Transcribe every entry word for word, leaving out all images.
--- Start Input data ---
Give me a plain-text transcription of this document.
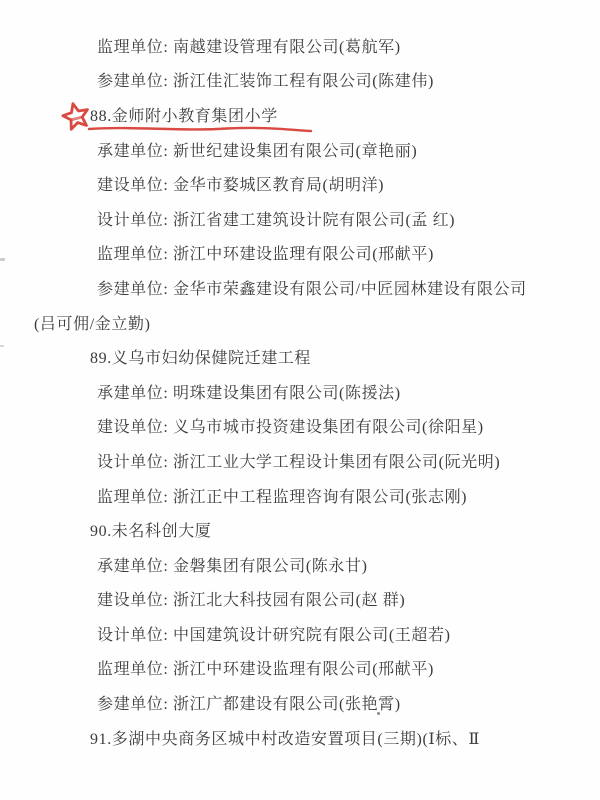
监理单位: 南越建设管理有限公司(葛航军)
参建单位: 浙江佳汇装饰工程有限公司(陈建伟)
88.金师附小教育集团小学
承建单位: 新世纪建设集团有限公司(章艳丽)
建设单位: 金华市婺城区教育局(胡明洋)
设计单位: 浙江省建工建筑设计院有限公司(孟 红)
监理单位: 浙江中环建设监理有限公司(邢献平)
参建单位: 金华市荣鑫建设有限公司/中匠园林建设有限公司
(吕可佣/金立勤)
89.义乌市妇幼保健院迁建工程
承建单位: 明珠建设集团有限公司(陈援法)
建设单位: 义乌市城市投资建设集团有限公司(徐阳星)
设计单位: 浙江工业大学工程设计集团有限公司(阮光明)
监理单位: 浙江正中工程监理咨询有限公司(张志刚)
90.未名科创大厦
承建单位: 金磐集团有限公司(陈永甘)
建设单位: 浙江北大科技园有限公司(赵 群)
设计单位: 中国建筑设计研究院有限公司(王超若)
监理单位: 浙江中环建设监理有限公司(邢献平)
参建单位: 浙江广都建设有限公司(张艳霄)
91.多湖中央商务区城中村改造安置项目(三期)(Ⅰ标、Ⅱ
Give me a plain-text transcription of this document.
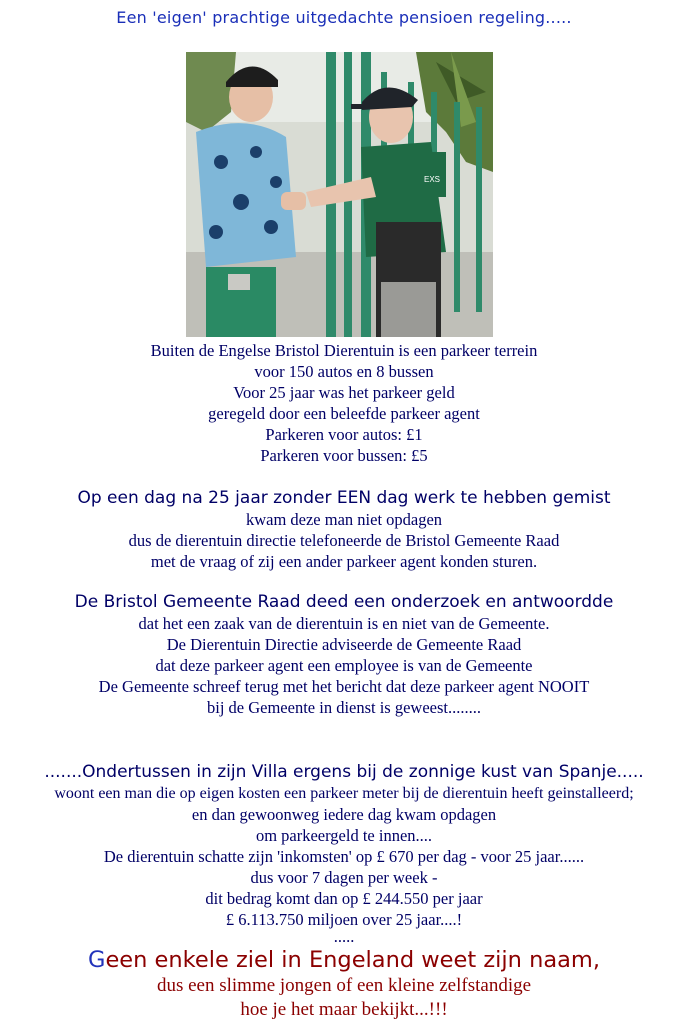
Een 'eigen' prachtige uitgedachte pensioen regeling.....
EXS
Buiten de Engelse Bristol Dierentuin is een parkeer terrein
voor 150 autos en 8 bussen
Voor 25 jaar was het parkeer geld
geregeld door een beleefde parkeer agent
Parkeren voor autos: £1
Parkeren voor bussen: £5
Op een dag na 25 jaar zonder EEN dag werk te hebben gemist
kwam deze man niet opdagen
dus de dierentuin directie telefoneerde de Bristol Gemeente Raad
met de vraag of zij een ander parkeer agent konden sturen.
De Bristol Gemeente Raad deed een onderzoek en antwoordde
dat het een zaak van de dierentuin is en niet van de Gemeente.
De Dierentuin Directie adviseerde de Gemeente Raad
dat deze parkeer agent een employee is van de Gemeente
De Gemeente schreef terug met het bericht dat deze parkeer agent NOOIT
bij de Gemeente in dienst is geweest........
.......Ondertussen in zijn Villa ergens bij de zonnige kust van Spanje.....
woont een man die op eigen kosten een parkeer meter bij de dierentuin heeft geinstalleerd;
en dan gewoonweg iedere dag kwam opdagen
om parkeergeld te innen....
De dierentuin schatte zijn 'inkomsten' op £ 670 per dag - voor 25 jaar......
dus voor 7 dagen per week -
dit bedrag komt dan op £ 244.550 per jaar
£ 6.113.750 miljoen over 25 jaar....!
.....
Geen enkele ziel in Engeland weet zijn naam,
dus een slimme jongen of een kleine zelfstandige
hoe je het maar bekijkt...!!!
--- End Input data ---
Task answer ->
Give me a plain-text transcription of this document.
监理单位: 南越建设管理有限公司(葛航军)
参建单位: 浙江佳汇装饰工程有限公司(陈建伟)
88.金师附小教育集团小学
承建单位: 新世纪建设集团有限公司(章艳丽)
建设单位: 金华市婺城区教育局(胡明洋)
设计单位: 浙江省建工建筑设计院有限公司(孟 红)
监理单位: 浙江中环建设监理有限公司(邢献平)
参建单位: 金华市荣鑫建设有限公司/中匠园林建设有限公司
(吕可佣/金立勤)
89.义乌市妇幼保健院迁建工程
承建单位: 明珠建设集团有限公司(陈援法)
建设单位: 义乌市城市投资建设集团有限公司(徐阳星)
设计单位: 浙江工业大学工程设计集团有限公司(阮光明)
监理单位: 浙江正中工程监理咨询有限公司(张志刚)
90.未名科创大厦
承建单位: 金磐集团有限公司(陈永甘)
建设单位: 浙江北大科技园有限公司(赵 群)
设计单位: 中国建筑设计研究院有限公司(王超若)
监理单位: 浙江中环建设监理有限公司(邢献平)
参建单位: 浙江广都建设有限公司(张艳霄)
91.多湖中央商务区城中村改造安置项目(三期)(Ⅰ标、Ⅱ
Give me a plain-text transcription of this document.
Een 'eigen' prachtige uitgedachte pensioen regeling.....
EXS
Buiten de Engelse Bristol Dierentuin is een parkeer terrein
voor 150 autos en 8 bussen
Voor 25 jaar was het parkeer geld
geregeld door een beleefde parkeer agent
Parkeren voor autos: £1
Parkeren voor bussen: £5
Op een dag na 25 jaar zonder EEN dag werk te hebben gemist
kwam deze man niet opdagen
dus de dierentuin directie telefoneerde de Bristol Gemeente Raad
met de vraag of zij een ander parkeer agent konden sturen.
De Bristol Gemeente Raad deed een onderzoek en antwoordde
dat het een zaak van de dierentuin is en niet van de Gemeente.
De Dierentuin Directie adviseerde de Gemeente Raad
dat deze parkeer agent een employee is van de Gemeente
De Gemeente schreef terug met het bericht dat deze parkeer agent NOOIT
bij de Gemeente in dienst is geweest........
.......Ondertussen in zijn Villa ergens bij de zonnige kust van Spanje.....
woont een man die op eigen kosten een parkeer meter bij de dierentuin heeft geinstalleerd;
en dan gewoonweg iedere dag kwam opdagen
om parkeergeld te innen....
De dierentuin schatte zijn 'inkomsten' op £ 670 per dag - voor 25 jaar......
dus voor 7 dagen per week -
dit bedrag komt dan op £ 244.550 per jaar
£ 6.113.750 miljoen over 25 jaar....!
.....
Geen enkele ziel in Engeland weet zijn naam,
dus een slimme jongen of een kleine zelfstandige
hoe je het maar bekijkt...!!!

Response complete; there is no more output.